◆ **Given task**:
Pictures do not belong in the copy; quote every entry below exactly.

** START OF Supplied information **

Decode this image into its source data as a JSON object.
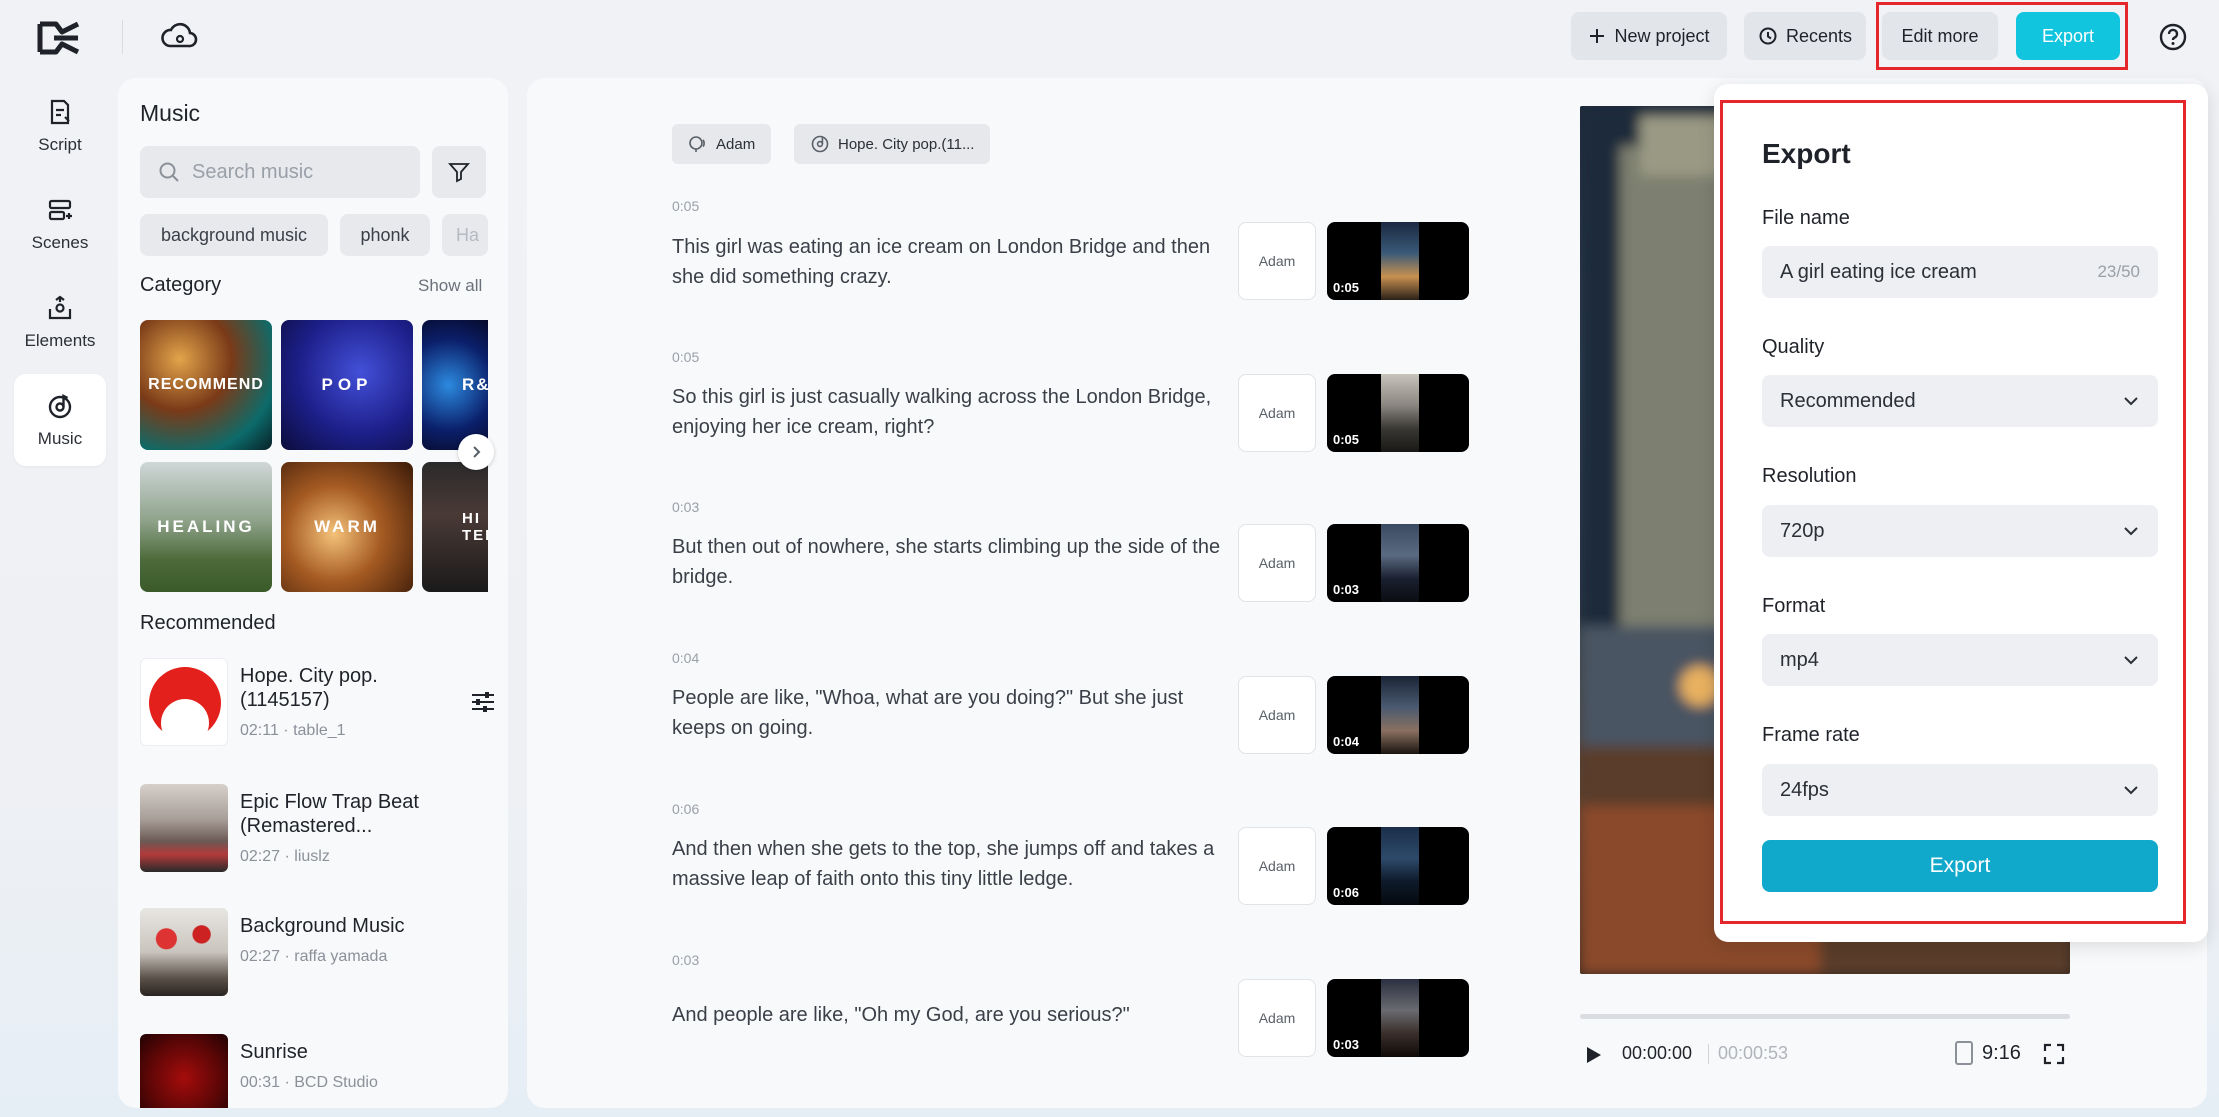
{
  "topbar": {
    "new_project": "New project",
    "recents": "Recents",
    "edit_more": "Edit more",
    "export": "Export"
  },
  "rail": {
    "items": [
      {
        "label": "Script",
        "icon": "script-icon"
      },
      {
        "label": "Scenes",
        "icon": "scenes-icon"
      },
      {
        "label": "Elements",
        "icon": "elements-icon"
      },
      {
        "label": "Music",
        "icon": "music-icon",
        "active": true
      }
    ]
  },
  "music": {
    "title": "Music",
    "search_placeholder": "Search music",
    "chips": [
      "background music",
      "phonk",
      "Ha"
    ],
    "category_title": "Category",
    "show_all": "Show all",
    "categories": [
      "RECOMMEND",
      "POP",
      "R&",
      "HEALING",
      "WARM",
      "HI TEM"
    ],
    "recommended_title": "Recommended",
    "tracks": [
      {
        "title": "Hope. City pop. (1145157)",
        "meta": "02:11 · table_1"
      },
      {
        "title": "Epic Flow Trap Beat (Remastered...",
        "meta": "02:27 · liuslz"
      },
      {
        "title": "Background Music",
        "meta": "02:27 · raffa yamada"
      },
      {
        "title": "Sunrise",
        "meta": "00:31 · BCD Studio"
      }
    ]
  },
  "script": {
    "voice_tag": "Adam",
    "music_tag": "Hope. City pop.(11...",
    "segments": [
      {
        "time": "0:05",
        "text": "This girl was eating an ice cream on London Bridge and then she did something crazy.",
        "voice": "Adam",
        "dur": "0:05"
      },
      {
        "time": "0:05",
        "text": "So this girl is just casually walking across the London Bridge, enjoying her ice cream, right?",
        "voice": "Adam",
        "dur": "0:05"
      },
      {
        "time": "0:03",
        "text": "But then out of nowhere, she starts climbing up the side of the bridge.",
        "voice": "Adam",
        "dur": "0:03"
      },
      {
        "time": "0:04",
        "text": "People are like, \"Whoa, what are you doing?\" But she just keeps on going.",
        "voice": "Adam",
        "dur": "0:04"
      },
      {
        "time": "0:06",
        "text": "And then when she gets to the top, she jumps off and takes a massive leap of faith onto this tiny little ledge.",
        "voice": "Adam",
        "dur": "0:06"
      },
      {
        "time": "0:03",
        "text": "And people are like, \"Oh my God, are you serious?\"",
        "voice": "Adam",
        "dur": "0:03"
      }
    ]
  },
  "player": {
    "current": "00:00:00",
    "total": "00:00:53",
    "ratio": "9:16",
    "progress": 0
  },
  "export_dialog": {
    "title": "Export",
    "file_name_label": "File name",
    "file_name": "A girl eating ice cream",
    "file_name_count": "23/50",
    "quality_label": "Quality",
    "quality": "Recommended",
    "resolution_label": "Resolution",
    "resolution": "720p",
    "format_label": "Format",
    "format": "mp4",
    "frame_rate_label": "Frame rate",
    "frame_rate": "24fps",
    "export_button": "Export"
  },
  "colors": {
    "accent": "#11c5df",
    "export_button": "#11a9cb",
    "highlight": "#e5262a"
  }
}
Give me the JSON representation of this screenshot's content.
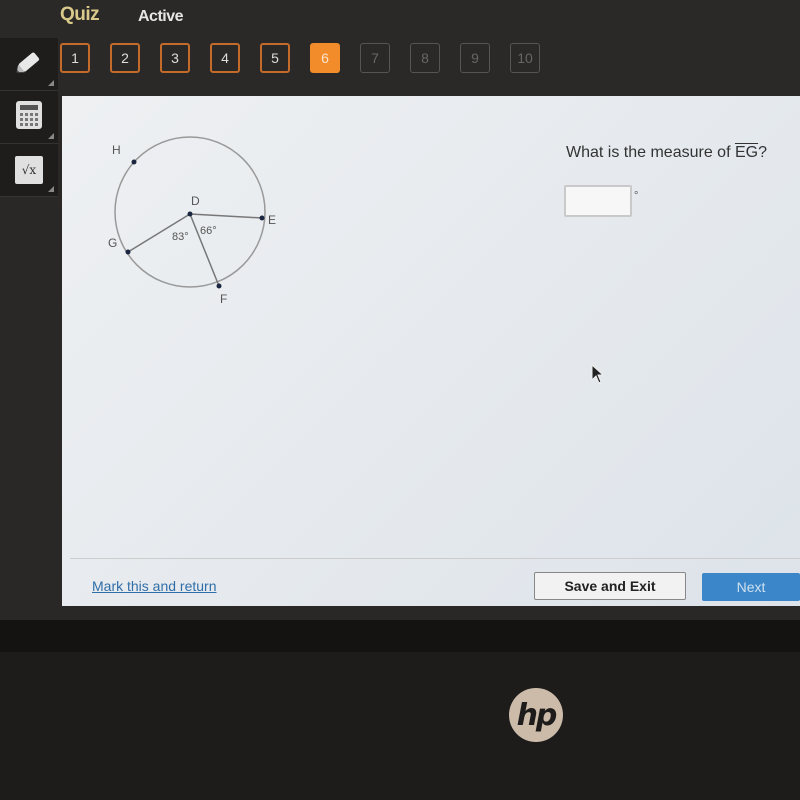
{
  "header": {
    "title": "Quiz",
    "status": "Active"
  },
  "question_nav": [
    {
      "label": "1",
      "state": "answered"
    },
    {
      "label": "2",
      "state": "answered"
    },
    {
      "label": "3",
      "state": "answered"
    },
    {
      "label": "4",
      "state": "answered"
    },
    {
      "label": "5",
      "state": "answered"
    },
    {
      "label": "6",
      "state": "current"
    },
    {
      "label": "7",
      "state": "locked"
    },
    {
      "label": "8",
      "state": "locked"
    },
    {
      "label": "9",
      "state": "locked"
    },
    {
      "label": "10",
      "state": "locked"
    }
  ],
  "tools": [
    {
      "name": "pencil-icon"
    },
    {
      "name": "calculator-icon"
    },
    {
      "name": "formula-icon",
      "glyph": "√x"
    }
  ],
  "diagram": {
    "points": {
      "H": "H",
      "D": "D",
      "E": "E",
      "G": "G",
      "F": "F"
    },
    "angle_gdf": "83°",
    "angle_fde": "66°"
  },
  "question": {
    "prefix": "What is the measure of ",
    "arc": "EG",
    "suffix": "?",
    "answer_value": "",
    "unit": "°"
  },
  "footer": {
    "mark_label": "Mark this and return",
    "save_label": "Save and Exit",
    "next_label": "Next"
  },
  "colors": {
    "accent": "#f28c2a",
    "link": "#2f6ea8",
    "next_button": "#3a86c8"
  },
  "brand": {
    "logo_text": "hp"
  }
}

** END OF Supplied information **

◆ **Written solution**:
Decode this image into its source data as a JSON object.
{
  "topbar": {
    "new_project": "New project",
    "recents": "Recents",
    "edit_more": "Edit more",
    "export": "Export"
  },
  "rail": {
    "items": [
      {
        "label": "Script",
        "icon": "script-icon"
      },
      {
        "label": "Scenes",
        "icon": "scenes-icon"
      },
      {
        "label": "Elements",
        "icon": "elements-icon"
      },
      {
        "label": "Music",
        "icon": "music-icon",
        "active": true
      }
    ]
  },
  "music": {
    "title": "Music",
    "search_placeholder": "Search music",
    "chips": [
      "background music",
      "phonk",
      "Ha"
    ],
    "category_title": "Category",
    "show_all": "Show all",
    "categories": [
      "RECOMMEND",
      "POP",
      "R&",
      "HEALING",
      "WARM",
      "HI TEM"
    ],
    "recommended_title": "Recommended",
    "tracks": [
      {
        "title": "Hope. City pop. (1145157)",
        "meta": "02:11 · table_1"
      },
      {
        "title": "Epic Flow Trap Beat (Remastered...",
        "meta": "02:27 · liuslz"
      },
      {
        "title": "Background Music",
        "meta": "02:27 · raffa yamada"
      },
      {
        "title": "Sunrise",
        "meta": "00:31 · BCD Studio"
      }
    ]
  },
  "script": {
    "voice_tag": "Adam",
    "music_tag": "Hope. City pop.(11...",
    "segments": [
      {
        "time": "0:05",
        "text": "This girl was eating an ice cream on London Bridge and then she did something crazy.",
        "voice": "Adam",
        "dur": "0:05"
      },
      {
        "time": "0:05",
        "text": "So this girl is just casually walking across the London Bridge, enjoying her ice cream, right?",
        "voice": "Adam",
        "dur": "0:05"
      },
      {
        "time": "0:03",
        "text": "But then out of nowhere, she starts climbing up the side of the bridge.",
        "voice": "Adam",
        "dur": "0:03"
      },
      {
        "time": "0:04",
        "text": "People are like, \"Whoa, what are you doing?\" But she just keeps on going.",
        "voice": "Adam",
        "dur": "0:04"
      },
      {
        "time": "0:06",
        "text": "And then when she gets to the top, she jumps off and takes a massive leap of faith onto this tiny little ledge.",
        "voice": "Adam",
        "dur": "0:06"
      },
      {
        "time": "0:03",
        "text": "And people are like, \"Oh my God, are you serious?\"",
        "voice": "Adam",
        "dur": "0:03"
      }
    ]
  },
  "player": {
    "current": "00:00:00",
    "total": "00:00:53",
    "ratio": "9:16",
    "progress": 0
  },
  "export_dialog": {
    "title": "Export",
    "file_name_label": "File name",
    "file_name": "A girl eating ice cream",
    "file_name_count": "23/50",
    "quality_label": "Quality",
    "quality": "Recommended",
    "resolution_label": "Resolution",
    "resolution": "720p",
    "format_label": "Format",
    "format": "mp4",
    "frame_rate_label": "Frame rate",
    "frame_rate": "24fps",
    "export_button": "Export"
  },
  "colors": {
    "accent": "#11c5df",
    "export_button": "#11a9cb",
    "highlight": "#e5262a"
  }
}
Give me the JSON representation of this screenshot's content.
{
  "header": {
    "title": "Quiz",
    "status": "Active"
  },
  "question_nav": [
    {
      "label": "1",
      "state": "answered"
    },
    {
      "label": "2",
      "state": "answered"
    },
    {
      "label": "3",
      "state": "answered"
    },
    {
      "label": "4",
      "state": "answered"
    },
    {
      "label": "5",
      "state": "answered"
    },
    {
      "label": "6",
      "state": "current"
    },
    {
      "label": "7",
      "state": "locked"
    },
    {
      "label": "8",
      "state": "locked"
    },
    {
      "label": "9",
      "state": "locked"
    },
    {
      "label": "10",
      "state": "locked"
    }
  ],
  "tools": [
    {
      "name": "pencil-icon"
    },
    {
      "name": "calculator-icon"
    },
    {
      "name": "formula-icon",
      "glyph": "√x"
    }
  ],
  "diagram": {
    "points": {
      "H": "H",
      "D": "D",
      "E": "E",
      "G": "G",
      "F": "F"
    },
    "angle_gdf": "83°",
    "angle_fde": "66°"
  },
  "question": {
    "prefix": "What is the measure of ",
    "arc": "EG",
    "suffix": "?",
    "answer_value": "",
    "unit": "°"
  },
  "footer": {
    "mark_label": "Mark this and return",
    "save_label": "Save and Exit",
    "next_label": "Next"
  },
  "colors": {
    "accent": "#f28c2a",
    "link": "#2f6ea8",
    "next_button": "#3a86c8"
  },
  "brand": {
    "logo_text": "hp"
  }
}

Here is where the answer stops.